Begin

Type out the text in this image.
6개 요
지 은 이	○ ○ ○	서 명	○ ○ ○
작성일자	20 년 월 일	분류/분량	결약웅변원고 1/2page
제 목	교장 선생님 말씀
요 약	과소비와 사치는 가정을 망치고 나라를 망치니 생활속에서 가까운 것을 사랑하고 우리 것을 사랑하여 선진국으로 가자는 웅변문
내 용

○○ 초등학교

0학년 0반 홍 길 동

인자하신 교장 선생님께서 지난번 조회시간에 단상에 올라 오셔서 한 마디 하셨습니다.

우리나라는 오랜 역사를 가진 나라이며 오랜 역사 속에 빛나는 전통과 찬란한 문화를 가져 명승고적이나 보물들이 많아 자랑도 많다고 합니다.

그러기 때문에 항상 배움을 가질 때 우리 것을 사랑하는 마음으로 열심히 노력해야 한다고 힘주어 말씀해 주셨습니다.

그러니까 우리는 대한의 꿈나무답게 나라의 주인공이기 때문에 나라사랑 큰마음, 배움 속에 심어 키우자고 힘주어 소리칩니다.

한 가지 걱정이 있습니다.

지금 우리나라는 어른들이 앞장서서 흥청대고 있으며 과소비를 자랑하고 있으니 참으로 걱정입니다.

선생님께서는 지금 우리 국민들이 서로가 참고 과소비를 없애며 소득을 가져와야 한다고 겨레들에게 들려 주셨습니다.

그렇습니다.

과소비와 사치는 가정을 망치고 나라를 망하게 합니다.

End

**Request**
Retype all of the material, keeping each line exact.

**Full answer**
Type out the text in this image.
6개 요
지 은 이	○ ○ ○	서 명	○ ○ ○
작성일자	20 년 월 일	분류/분량	결약웅변원고 1/2page
제 목	교장 선생님 말씀
요 약	과소비와 사치는 가정을 망치고 나라를 망치니 생활속에서 가까운 것을 사랑하고 우리 것을 사랑하여 선진국으로 가자는 웅변문
내 용

○○ 초등학교

0학년 0반 홍 길 동

인자하신 교장 선생님께서 지난번 조회시간에 단상에 올라 오셔서 한 마디 하셨습니다.

우리나라는 오랜 역사를 가진 나라이며 오랜 역사 속에 빛나는 전통과 찬란한 문화를 가져 명승고적이나 보물들이 많아 자랑도 많다고 합니다.

그러기 때문에 항상 배움을 가질 때 우리 것을 사랑하는 마음으로 열심히 노력해야 한다고 힘주어 말씀해 주셨습니다.

그러니까 우리는 대한의 꿈나무답게 나라의 주인공이기 때문에 나라사랑 큰마음, 배움 속에 심어 키우자고 힘주어 소리칩니다.

한 가지 걱정이 있습니다.

지금 우리나라는 어른들이 앞장서서 흥청대고 있으며 과소비를 자랑하고 있으니 참으로 걱정입니다.

선생님께서는 지금 우리 국민들이 서로가 참고 과소비를 없애며 소득을 가져와야 한다고 겨레들에게 들려 주셨습니다.

그렇습니다.

과소비와 사치는 가정을 망치고 나라를 망하게 합니다.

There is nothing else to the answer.